GIVEN DATA ->
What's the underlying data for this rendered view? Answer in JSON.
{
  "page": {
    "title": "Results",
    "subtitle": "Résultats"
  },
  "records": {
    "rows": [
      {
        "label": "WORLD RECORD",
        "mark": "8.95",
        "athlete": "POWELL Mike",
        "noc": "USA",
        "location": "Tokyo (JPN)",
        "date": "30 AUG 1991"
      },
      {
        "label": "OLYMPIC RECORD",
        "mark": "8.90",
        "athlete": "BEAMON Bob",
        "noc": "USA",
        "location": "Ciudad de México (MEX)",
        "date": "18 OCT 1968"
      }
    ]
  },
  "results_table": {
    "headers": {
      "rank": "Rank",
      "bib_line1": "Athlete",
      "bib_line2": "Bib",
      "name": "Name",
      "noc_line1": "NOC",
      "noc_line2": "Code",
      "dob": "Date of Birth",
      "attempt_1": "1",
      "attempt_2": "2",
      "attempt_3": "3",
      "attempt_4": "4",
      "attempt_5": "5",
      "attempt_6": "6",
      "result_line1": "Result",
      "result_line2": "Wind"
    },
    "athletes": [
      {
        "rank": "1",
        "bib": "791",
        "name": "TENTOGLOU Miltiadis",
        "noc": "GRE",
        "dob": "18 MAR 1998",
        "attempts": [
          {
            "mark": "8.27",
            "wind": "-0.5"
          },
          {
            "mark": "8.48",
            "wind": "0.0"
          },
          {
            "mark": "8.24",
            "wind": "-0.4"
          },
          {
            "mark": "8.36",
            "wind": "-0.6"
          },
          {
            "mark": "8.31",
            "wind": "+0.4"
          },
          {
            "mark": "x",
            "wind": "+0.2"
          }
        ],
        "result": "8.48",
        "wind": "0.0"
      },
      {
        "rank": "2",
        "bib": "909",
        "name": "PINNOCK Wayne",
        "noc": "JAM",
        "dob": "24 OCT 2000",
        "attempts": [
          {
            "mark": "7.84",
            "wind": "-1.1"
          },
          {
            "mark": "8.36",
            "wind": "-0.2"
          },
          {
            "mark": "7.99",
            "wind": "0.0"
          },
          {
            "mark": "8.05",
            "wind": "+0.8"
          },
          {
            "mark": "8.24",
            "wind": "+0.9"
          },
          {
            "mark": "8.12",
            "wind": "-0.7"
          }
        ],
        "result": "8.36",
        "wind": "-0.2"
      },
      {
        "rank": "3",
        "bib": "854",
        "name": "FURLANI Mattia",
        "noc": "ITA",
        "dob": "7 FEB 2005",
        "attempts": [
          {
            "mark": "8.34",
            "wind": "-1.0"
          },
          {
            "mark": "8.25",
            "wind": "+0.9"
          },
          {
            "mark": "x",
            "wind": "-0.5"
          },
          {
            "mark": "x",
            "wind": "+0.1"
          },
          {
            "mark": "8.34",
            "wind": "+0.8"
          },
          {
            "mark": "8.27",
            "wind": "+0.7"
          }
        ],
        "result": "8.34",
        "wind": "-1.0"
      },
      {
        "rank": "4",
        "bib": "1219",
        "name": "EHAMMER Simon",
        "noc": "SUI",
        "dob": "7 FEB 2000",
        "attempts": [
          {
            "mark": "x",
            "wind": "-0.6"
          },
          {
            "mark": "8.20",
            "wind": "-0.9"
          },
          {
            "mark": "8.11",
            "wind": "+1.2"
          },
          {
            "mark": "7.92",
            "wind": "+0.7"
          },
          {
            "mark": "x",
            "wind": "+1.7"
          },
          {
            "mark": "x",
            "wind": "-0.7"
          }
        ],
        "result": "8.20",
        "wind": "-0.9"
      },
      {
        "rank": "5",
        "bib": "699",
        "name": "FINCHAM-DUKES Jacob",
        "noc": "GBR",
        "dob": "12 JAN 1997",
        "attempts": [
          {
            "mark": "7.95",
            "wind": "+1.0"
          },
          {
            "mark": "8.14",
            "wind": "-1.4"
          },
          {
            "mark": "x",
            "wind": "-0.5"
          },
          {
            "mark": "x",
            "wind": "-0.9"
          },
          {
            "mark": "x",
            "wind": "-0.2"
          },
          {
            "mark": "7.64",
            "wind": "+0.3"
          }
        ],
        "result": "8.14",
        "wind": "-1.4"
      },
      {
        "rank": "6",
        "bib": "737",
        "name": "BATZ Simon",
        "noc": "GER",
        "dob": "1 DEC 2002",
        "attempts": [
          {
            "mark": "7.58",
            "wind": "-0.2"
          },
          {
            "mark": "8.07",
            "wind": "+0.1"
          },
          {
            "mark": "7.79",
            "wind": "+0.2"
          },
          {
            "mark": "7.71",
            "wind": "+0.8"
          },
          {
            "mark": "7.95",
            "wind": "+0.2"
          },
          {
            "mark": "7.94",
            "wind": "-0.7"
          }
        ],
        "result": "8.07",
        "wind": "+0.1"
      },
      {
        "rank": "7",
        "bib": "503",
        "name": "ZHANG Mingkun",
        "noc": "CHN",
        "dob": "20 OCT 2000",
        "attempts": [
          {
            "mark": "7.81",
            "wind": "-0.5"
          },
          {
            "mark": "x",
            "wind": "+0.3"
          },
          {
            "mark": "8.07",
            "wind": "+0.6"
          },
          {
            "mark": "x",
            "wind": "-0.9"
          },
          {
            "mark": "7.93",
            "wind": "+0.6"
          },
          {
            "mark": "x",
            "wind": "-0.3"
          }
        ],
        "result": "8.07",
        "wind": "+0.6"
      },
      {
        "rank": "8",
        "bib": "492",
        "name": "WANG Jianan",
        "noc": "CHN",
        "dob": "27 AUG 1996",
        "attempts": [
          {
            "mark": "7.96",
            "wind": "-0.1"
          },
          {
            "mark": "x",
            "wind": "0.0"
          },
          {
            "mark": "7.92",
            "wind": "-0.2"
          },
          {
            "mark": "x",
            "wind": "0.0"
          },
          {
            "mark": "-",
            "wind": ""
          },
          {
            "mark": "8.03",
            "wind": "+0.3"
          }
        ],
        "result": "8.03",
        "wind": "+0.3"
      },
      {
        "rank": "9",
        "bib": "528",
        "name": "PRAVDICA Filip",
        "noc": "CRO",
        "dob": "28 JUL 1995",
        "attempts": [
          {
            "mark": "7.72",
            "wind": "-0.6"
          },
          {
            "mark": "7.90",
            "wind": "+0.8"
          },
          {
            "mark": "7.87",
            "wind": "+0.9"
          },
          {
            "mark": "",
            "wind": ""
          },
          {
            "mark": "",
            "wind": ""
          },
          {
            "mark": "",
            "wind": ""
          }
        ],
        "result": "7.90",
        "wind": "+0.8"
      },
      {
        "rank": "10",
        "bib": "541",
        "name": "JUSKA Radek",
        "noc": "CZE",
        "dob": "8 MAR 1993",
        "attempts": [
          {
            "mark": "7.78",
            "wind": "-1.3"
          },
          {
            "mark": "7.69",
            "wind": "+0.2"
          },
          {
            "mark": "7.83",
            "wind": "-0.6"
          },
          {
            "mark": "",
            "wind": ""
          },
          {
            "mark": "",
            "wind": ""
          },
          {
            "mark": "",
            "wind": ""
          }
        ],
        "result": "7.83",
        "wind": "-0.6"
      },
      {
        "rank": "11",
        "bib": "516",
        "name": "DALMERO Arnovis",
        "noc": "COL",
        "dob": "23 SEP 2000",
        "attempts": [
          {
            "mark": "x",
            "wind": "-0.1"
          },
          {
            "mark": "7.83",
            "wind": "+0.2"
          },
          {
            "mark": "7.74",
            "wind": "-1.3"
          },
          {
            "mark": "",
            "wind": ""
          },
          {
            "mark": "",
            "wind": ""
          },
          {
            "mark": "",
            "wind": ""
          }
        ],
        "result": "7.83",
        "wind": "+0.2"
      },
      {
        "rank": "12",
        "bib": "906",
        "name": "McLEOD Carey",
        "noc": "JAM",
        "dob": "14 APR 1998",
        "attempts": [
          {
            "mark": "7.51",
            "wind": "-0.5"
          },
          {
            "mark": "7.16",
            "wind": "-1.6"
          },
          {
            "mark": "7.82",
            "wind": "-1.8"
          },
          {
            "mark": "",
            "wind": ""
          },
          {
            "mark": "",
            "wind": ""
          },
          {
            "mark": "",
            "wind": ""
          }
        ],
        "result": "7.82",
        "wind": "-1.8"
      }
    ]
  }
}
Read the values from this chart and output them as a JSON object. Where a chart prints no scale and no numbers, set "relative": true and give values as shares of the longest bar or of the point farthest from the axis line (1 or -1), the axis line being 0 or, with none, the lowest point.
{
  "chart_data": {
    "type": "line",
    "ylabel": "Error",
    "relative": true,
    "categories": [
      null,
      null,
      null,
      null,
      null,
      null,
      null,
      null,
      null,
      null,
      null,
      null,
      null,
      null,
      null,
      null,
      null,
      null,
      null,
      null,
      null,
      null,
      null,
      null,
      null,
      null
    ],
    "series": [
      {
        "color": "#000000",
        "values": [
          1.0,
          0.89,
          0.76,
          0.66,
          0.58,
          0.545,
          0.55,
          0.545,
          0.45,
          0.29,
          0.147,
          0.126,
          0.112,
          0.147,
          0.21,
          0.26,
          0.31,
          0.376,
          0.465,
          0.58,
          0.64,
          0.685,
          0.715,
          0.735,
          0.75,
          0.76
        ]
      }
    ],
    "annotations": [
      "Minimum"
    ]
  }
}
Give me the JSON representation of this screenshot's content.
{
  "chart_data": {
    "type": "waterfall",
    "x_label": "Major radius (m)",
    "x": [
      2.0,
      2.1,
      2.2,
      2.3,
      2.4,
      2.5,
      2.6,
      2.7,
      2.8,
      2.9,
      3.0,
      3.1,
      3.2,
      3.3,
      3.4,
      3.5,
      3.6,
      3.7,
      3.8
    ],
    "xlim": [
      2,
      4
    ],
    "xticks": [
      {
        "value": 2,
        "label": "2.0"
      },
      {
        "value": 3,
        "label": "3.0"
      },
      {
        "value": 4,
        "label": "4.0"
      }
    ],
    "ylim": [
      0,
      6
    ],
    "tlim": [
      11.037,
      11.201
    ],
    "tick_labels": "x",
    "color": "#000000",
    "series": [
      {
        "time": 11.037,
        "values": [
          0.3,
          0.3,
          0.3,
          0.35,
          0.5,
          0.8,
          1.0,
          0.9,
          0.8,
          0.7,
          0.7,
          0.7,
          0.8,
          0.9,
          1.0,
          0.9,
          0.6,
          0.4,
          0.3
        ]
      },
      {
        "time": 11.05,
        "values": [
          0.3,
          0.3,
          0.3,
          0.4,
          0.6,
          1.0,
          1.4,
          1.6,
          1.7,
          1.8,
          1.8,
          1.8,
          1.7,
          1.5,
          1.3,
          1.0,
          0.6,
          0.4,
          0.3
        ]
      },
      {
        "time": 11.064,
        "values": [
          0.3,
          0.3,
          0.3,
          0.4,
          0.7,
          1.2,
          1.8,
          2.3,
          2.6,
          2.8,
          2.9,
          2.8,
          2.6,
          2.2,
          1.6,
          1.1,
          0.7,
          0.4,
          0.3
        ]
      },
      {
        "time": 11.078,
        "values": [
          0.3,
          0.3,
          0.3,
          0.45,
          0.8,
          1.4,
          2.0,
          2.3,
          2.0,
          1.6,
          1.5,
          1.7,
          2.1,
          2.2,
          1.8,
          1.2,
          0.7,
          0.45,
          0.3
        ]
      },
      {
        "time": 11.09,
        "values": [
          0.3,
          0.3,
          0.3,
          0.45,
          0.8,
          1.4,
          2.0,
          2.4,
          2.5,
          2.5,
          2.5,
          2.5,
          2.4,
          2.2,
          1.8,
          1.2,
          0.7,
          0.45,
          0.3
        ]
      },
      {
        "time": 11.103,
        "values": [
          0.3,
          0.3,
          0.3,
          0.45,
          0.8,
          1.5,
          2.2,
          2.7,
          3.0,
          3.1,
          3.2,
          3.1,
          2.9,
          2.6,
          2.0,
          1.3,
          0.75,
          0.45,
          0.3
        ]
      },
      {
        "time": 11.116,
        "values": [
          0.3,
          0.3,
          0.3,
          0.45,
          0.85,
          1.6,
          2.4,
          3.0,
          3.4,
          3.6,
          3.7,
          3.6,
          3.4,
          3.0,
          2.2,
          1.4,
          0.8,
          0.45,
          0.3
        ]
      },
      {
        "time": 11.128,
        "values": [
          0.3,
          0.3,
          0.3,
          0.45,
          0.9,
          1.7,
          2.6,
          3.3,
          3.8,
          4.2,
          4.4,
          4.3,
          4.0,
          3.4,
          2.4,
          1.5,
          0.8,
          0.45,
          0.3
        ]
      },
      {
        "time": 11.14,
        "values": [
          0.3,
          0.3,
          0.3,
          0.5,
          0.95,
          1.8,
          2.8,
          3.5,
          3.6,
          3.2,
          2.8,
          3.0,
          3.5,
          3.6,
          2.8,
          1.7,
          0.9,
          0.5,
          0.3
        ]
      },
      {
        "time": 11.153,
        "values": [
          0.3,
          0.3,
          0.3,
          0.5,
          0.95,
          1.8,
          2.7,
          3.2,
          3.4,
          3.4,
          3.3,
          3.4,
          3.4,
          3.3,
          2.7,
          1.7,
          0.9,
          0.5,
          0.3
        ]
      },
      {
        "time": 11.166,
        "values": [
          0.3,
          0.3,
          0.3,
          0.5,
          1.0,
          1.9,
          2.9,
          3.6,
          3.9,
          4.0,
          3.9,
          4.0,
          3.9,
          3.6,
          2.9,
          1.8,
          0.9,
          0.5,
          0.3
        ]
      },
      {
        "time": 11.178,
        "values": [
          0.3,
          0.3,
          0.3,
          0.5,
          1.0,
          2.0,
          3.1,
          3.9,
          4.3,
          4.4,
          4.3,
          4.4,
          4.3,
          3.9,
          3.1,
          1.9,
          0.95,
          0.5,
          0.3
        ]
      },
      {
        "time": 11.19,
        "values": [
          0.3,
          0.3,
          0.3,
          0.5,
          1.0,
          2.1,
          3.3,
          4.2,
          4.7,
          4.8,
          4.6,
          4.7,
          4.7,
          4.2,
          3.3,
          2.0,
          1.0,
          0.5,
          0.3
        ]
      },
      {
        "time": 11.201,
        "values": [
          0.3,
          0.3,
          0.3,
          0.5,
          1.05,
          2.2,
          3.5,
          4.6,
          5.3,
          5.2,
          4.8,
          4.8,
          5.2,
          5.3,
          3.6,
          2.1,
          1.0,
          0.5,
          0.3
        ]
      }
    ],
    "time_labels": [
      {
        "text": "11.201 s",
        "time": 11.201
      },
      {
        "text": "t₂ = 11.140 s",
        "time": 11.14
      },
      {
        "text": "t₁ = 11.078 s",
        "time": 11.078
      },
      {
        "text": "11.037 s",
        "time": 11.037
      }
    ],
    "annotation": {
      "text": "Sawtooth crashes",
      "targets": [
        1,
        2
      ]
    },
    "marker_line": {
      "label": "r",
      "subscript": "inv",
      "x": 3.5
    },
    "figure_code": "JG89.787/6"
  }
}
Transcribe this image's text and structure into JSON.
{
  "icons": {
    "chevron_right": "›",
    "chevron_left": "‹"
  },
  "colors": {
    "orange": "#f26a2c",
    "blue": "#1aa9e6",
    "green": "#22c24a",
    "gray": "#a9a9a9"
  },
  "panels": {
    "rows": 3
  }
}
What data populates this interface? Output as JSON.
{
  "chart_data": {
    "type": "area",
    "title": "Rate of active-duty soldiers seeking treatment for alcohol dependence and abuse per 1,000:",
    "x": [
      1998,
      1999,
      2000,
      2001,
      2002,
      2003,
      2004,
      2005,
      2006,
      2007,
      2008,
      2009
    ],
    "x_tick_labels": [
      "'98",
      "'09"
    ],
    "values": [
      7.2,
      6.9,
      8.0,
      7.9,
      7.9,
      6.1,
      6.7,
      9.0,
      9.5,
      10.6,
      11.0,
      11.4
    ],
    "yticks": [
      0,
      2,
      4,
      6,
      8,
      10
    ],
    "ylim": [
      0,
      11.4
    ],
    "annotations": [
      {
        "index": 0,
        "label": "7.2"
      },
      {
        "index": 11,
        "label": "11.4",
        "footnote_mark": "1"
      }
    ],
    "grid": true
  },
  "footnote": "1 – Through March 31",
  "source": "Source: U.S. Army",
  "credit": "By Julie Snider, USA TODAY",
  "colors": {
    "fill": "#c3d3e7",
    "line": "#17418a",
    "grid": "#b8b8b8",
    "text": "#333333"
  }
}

WHAT IS EXPECTED -> Select the lines that carry the string "text" and copy them.

RESULT ->
        "text": "11.201 s",
        "text": "t₂ = 11.140 s",
        "text": "t₁ = 11.078 s",
        "text": "11.037 s",
      "text": "Sawtooth crashes",
Transcribe this image's text and structure into JSON.
    "text": "#333333"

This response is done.